- [Supplied material]:
··········

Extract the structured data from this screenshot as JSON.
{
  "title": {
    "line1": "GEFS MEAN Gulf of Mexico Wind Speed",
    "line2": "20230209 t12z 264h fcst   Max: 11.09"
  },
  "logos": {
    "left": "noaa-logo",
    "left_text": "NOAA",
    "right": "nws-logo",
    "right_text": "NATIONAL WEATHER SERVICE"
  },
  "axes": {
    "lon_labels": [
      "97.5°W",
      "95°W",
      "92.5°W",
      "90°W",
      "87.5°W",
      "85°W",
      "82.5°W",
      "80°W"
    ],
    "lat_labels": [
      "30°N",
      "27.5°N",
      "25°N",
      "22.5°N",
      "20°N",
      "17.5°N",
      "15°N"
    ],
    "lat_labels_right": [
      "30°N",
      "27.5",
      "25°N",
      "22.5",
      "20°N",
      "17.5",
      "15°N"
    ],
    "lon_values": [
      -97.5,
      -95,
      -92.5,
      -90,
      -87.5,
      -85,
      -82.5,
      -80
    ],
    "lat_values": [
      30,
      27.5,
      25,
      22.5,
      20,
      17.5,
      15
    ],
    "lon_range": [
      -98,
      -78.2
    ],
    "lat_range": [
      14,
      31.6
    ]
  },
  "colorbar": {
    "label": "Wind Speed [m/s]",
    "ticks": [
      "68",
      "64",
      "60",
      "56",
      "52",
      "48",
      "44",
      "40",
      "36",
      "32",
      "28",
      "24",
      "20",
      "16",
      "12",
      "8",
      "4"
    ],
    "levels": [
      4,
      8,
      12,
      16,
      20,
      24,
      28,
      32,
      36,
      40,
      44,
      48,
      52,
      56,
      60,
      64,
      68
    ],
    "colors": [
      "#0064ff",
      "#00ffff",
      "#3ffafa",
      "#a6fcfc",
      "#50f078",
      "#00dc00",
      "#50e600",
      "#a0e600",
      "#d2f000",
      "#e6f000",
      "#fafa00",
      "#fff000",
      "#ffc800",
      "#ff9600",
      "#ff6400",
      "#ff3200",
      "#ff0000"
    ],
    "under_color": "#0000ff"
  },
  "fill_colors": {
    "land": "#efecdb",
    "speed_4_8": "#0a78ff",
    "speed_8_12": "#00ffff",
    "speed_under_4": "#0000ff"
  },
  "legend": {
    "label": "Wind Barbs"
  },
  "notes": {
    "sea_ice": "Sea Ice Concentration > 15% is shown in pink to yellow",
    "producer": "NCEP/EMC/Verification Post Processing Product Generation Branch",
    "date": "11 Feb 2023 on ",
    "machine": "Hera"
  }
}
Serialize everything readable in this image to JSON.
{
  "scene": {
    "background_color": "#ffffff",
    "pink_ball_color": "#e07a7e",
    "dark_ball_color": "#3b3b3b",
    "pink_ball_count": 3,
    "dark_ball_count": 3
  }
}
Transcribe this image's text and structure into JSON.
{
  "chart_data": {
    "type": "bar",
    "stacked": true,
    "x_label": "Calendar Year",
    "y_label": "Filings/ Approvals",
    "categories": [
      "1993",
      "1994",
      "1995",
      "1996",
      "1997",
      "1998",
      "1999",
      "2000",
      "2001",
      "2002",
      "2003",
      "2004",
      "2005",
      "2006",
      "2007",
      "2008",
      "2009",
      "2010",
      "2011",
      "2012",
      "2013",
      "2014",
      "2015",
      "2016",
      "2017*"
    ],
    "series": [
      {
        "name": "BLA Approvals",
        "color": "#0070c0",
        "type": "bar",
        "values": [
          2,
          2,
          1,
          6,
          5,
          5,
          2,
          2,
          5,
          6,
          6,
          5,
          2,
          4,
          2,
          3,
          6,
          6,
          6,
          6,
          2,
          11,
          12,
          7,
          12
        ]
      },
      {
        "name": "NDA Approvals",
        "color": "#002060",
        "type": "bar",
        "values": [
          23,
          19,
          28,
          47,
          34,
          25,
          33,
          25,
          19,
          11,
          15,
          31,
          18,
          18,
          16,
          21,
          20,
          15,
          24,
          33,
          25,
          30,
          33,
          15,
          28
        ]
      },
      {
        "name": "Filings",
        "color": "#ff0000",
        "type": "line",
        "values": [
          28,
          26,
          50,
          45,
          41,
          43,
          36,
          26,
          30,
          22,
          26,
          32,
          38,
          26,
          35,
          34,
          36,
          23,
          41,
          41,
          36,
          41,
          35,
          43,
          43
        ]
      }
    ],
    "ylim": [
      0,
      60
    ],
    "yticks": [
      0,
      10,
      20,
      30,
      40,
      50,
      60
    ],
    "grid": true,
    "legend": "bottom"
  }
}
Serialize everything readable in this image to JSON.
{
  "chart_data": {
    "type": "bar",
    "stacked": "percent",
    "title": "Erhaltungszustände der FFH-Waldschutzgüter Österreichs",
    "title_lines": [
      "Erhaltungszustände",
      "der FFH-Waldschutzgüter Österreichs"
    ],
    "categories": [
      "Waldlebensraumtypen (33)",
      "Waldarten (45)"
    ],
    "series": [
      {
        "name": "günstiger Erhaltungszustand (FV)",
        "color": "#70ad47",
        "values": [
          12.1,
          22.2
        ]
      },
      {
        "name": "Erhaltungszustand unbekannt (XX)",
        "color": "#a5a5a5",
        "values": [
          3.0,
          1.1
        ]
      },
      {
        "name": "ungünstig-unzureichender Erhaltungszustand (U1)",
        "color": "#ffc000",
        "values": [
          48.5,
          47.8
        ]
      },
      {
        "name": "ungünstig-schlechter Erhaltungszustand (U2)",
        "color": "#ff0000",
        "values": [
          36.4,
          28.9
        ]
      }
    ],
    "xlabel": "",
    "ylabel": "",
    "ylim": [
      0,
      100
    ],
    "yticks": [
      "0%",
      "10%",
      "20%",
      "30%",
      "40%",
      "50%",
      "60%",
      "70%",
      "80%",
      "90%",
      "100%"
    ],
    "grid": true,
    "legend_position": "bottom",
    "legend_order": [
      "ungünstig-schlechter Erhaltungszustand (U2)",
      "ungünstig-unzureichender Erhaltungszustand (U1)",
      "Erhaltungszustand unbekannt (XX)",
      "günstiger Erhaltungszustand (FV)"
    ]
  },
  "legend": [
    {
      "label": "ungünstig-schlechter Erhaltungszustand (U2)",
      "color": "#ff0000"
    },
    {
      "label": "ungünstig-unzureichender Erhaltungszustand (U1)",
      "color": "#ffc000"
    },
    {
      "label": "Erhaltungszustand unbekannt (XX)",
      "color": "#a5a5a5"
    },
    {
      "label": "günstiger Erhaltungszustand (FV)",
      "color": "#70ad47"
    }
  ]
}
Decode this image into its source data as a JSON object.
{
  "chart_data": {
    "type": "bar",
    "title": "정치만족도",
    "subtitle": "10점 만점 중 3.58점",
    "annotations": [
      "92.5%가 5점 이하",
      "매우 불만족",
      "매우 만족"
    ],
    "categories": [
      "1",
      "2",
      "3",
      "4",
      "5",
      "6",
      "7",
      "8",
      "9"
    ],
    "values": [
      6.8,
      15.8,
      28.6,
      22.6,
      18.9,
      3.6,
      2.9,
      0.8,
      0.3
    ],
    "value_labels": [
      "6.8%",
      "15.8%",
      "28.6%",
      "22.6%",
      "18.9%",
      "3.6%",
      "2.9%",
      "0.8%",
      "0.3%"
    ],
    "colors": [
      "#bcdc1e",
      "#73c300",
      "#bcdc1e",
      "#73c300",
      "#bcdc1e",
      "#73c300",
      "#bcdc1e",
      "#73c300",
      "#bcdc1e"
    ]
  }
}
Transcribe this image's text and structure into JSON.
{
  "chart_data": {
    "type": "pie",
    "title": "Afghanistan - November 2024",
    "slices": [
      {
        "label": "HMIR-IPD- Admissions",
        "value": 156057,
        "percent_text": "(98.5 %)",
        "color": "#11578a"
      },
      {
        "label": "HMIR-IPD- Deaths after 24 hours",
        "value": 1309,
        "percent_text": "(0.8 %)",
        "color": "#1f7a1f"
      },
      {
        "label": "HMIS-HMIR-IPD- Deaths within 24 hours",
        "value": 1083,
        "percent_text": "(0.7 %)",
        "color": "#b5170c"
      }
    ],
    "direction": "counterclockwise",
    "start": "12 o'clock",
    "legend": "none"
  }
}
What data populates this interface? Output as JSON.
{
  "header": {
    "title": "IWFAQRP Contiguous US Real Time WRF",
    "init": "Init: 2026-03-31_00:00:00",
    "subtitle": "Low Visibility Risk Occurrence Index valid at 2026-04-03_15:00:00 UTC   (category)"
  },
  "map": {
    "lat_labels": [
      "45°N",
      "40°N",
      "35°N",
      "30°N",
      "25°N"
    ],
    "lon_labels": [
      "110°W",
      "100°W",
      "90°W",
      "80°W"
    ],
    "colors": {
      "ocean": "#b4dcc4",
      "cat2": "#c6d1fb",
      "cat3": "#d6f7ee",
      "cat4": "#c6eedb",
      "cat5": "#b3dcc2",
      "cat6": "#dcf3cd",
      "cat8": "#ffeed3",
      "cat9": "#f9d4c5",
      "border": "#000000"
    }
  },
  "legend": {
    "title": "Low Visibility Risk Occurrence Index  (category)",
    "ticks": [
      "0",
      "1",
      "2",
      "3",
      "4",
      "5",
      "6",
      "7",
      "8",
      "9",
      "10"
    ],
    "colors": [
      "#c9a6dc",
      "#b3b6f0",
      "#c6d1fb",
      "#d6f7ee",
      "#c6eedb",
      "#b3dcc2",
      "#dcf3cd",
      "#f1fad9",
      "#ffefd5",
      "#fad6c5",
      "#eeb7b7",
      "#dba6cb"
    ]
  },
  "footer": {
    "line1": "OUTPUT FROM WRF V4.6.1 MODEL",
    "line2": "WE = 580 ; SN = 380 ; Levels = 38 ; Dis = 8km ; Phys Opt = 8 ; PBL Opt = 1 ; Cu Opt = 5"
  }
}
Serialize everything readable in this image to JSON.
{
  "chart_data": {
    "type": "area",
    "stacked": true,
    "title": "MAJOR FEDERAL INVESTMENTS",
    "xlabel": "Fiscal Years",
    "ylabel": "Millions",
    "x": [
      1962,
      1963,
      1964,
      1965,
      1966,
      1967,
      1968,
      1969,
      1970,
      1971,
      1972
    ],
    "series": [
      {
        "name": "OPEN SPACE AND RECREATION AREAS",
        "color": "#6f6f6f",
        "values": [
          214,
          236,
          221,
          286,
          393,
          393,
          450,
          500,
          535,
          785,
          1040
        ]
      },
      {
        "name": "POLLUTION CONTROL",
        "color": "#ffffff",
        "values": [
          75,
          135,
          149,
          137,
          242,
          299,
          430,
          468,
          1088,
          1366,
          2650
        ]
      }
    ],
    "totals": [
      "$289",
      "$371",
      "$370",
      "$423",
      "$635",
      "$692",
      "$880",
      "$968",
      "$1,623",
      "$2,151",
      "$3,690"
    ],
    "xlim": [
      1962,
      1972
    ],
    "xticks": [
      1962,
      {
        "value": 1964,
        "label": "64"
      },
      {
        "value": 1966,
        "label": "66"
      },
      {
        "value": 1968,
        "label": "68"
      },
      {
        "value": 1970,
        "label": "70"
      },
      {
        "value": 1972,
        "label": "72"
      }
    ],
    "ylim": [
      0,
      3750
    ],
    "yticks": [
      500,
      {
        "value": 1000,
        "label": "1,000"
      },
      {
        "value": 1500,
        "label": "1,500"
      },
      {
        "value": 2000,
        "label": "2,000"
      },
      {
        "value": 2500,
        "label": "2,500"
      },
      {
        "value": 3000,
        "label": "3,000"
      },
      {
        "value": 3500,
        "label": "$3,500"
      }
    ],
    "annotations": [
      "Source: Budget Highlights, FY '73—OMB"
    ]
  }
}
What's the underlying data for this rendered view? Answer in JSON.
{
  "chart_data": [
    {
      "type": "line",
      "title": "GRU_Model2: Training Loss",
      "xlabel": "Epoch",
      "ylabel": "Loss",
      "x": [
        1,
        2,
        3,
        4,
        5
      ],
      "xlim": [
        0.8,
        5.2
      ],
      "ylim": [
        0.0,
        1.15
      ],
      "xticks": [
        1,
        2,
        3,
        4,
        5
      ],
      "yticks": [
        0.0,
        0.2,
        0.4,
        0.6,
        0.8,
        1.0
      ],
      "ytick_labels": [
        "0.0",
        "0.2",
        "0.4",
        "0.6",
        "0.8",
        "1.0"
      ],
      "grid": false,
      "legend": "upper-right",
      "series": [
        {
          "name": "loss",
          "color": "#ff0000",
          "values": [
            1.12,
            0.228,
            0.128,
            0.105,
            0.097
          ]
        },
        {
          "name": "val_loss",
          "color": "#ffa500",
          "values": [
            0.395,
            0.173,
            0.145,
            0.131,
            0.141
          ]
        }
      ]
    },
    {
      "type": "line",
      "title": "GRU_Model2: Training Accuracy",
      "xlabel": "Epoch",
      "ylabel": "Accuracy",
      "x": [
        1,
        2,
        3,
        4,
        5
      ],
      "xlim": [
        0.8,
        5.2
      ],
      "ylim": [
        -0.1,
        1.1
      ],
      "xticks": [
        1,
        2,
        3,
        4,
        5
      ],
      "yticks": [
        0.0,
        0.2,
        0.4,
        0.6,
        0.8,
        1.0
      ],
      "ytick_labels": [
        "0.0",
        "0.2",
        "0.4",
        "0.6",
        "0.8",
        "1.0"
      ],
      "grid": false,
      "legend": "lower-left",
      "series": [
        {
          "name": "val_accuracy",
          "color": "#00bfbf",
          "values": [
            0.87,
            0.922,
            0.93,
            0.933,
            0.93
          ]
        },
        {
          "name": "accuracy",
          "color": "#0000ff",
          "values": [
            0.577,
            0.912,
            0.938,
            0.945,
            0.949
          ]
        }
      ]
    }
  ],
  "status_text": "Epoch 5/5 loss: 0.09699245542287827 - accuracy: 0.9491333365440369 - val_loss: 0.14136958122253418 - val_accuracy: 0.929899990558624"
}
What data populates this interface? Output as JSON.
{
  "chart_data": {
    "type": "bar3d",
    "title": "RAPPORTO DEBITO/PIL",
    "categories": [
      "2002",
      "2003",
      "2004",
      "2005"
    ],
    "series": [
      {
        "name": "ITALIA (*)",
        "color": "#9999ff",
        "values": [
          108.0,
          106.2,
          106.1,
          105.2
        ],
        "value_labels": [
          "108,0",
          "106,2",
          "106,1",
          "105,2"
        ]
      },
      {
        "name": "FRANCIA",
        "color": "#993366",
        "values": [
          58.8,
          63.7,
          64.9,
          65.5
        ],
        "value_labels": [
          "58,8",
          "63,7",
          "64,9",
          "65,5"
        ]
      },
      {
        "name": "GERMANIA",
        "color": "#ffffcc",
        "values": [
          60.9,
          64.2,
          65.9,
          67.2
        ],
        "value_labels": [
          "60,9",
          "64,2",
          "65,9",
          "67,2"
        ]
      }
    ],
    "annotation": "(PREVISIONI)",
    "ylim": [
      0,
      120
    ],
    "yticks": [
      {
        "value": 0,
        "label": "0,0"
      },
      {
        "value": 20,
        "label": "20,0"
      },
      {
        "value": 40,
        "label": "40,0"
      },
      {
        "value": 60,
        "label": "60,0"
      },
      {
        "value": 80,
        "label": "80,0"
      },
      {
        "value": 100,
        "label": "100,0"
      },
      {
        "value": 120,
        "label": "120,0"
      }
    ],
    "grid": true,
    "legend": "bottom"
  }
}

··········

- [Request]: Copy whichever lines in the listing above contain the word "Deaths".

- [Written answer]:
        "label": "HMIR-IPD- Deaths after 24 hours",
        "label": "HMIS-HMIR-IPD- Deaths within 24 hours",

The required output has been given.